--- BEGIN Data for the task ---

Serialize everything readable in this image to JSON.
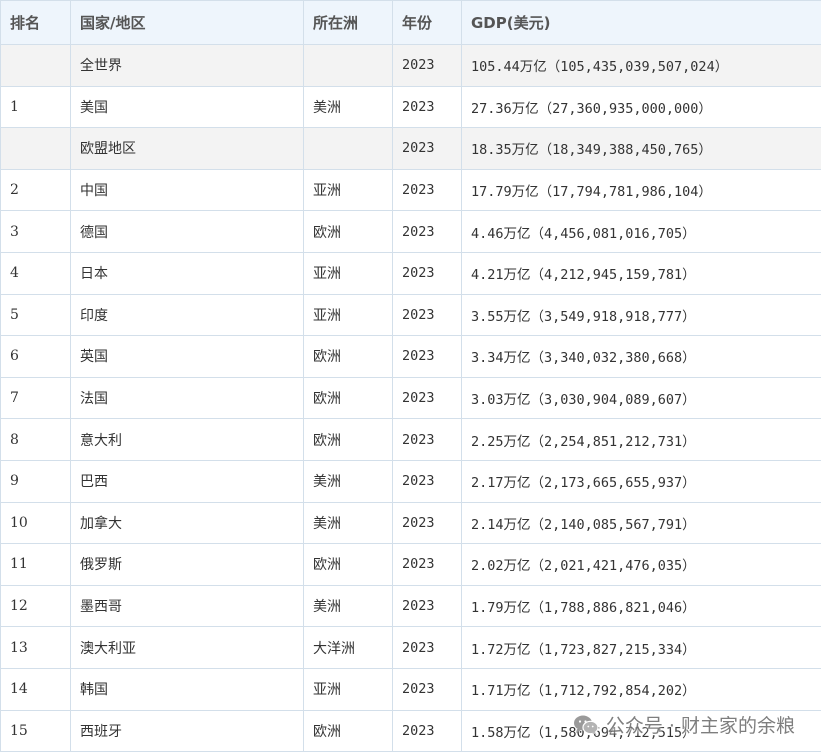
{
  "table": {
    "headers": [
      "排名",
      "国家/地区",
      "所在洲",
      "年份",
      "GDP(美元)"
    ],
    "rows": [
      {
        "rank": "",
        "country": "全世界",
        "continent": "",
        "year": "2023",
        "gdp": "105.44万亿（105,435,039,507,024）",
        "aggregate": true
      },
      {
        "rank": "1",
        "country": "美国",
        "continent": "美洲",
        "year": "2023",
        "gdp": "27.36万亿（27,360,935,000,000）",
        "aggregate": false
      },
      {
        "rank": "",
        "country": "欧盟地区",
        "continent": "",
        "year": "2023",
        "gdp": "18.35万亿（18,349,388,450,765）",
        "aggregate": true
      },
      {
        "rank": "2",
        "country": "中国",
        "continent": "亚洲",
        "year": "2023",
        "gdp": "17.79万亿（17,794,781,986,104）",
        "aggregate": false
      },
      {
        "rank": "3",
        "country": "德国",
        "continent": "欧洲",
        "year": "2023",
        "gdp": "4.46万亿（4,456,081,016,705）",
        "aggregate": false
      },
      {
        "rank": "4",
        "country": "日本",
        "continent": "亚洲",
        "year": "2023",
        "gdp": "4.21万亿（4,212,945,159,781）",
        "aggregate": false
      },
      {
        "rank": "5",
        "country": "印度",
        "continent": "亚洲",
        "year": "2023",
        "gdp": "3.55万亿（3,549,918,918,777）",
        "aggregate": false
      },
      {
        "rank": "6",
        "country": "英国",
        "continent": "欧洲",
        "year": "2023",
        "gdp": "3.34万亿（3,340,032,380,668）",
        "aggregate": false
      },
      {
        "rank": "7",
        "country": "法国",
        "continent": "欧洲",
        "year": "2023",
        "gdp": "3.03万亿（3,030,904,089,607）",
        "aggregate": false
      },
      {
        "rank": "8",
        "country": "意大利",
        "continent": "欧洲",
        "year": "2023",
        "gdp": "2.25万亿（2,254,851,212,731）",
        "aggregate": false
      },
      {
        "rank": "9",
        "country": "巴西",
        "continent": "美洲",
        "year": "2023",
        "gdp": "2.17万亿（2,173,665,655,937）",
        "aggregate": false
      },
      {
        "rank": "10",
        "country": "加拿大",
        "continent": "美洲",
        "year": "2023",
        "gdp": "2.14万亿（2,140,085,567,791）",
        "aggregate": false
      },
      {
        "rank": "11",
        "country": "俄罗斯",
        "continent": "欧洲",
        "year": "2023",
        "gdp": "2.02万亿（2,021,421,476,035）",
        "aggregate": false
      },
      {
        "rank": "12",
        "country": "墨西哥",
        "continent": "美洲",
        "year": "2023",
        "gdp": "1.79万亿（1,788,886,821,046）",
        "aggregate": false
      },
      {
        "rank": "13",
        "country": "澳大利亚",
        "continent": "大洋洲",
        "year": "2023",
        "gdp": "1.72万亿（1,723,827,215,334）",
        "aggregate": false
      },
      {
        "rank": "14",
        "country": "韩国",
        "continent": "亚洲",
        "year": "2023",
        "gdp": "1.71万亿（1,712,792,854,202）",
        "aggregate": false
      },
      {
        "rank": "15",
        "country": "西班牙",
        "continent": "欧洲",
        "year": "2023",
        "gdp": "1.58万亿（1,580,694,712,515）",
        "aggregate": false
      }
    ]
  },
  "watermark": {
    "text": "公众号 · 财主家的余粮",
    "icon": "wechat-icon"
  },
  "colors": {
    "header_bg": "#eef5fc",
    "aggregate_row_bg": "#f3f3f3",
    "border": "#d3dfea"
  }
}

--- END Data for the task ---

Go through the listing above and write it out again exactly, dropping the pictures.

Serialize everything readable in this image to JSON.
{
  "table": {
    "headers": [
      "排名",
      "国家/地区",
      "所在洲",
      "年份",
      "GDP(美元)"
    ],
    "rows": [
      {
        "rank": "",
        "country": "全世界",
        "continent": "",
        "year": "2023",
        "gdp": "105.44万亿（105,435,039,507,024）",
        "aggregate": true
      },
      {
        "rank": "1",
        "country": "美国",
        "continent": "美洲",
        "year": "2023",
        "gdp": "27.36万亿（27,360,935,000,000）",
        "aggregate": false
      },
      {
        "rank": "",
        "country": "欧盟地区",
        "continent": "",
        "year": "2023",
        "gdp": "18.35万亿（18,349,388,450,765）",
        "aggregate": true
      },
      {
        "rank": "2",
        "country": "中国",
        "continent": "亚洲",
        "year": "2023",
        "gdp": "17.79万亿（17,794,781,986,104）",
        "aggregate": false
      },
      {
        "rank": "3",
        "country": "德国",
        "continent": "欧洲",
        "year": "2023",
        "gdp": "4.46万亿（4,456,081,016,705）",
        "aggregate": false
      },
      {
        "rank": "4",
        "country": "日本",
        "continent": "亚洲",
        "year": "2023",
        "gdp": "4.21万亿（4,212,945,159,781）",
        "aggregate": false
      },
      {
        "rank": "5",
        "country": "印度",
        "continent": "亚洲",
        "year": "2023",
        "gdp": "3.55万亿（3,549,918,918,777）",
        "aggregate": false
      },
      {
        "rank": "6",
        "country": "英国",
        "continent": "欧洲",
        "year": "2023",
        "gdp": "3.34万亿（3,340,032,380,668）",
        "aggregate": false
      },
      {
        "rank": "7",
        "country": "法国",
        "continent": "欧洲",
        "year": "2023",
        "gdp": "3.03万亿（3,030,904,089,607）",
        "aggregate": false
      },
      {
        "rank": "8",
        "country": "意大利",
        "continent": "欧洲",
        "year": "2023",
        "gdp": "2.25万亿（2,254,851,212,731）",
        "aggregate": false
      },
      {
        "rank": "9",
        "country": "巴西",
        "continent": "美洲",
        "year": "2023",
        "gdp": "2.17万亿（2,173,665,655,937）",
        "aggregate": false
      },
      {
        "rank": "10",
        "country": "加拿大",
        "continent": "美洲",
        "year": "2023",
        "gdp": "2.14万亿（2,140,085,567,791）",
        "aggregate": false
      },
      {
        "rank": "11",
        "country": "俄罗斯",
        "continent": "欧洲",
        "year": "2023",
        "gdp": "2.02万亿（2,021,421,476,035）",
        "aggregate": false
      },
      {
        "rank": "12",
        "country": "墨西哥",
        "continent": "美洲",
        "year": "2023",
        "gdp": "1.79万亿（1,788,886,821,046）",
        "aggregate": false
      },
      {
        "rank": "13",
        "country": "澳大利亚",
        "continent": "大洋洲",
        "year": "2023",
        "gdp": "1.72万亿（1,723,827,215,334）",
        "aggregate": false
      },
      {
        "rank": "14",
        "country": "韩国",
        "continent": "亚洲",
        "year": "2023",
        "gdp": "1.71万亿（1,712,792,854,202）",
        "aggregate": false
      },
      {
        "rank": "15",
        "country": "西班牙",
        "continent": "欧洲",
        "year": "2023",
        "gdp": "1.58万亿（1,580,694,712,515）",
        "aggregate": false
      }
    ]
  },
  "watermark": {
    "text": "公众号 · 财主家的余粮",
    "icon": "wechat-icon"
  },
  "colors": {
    "header_bg": "#eef5fc",
    "aggregate_row_bg": "#f3f3f3",
    "border": "#d3dfea"
  }
}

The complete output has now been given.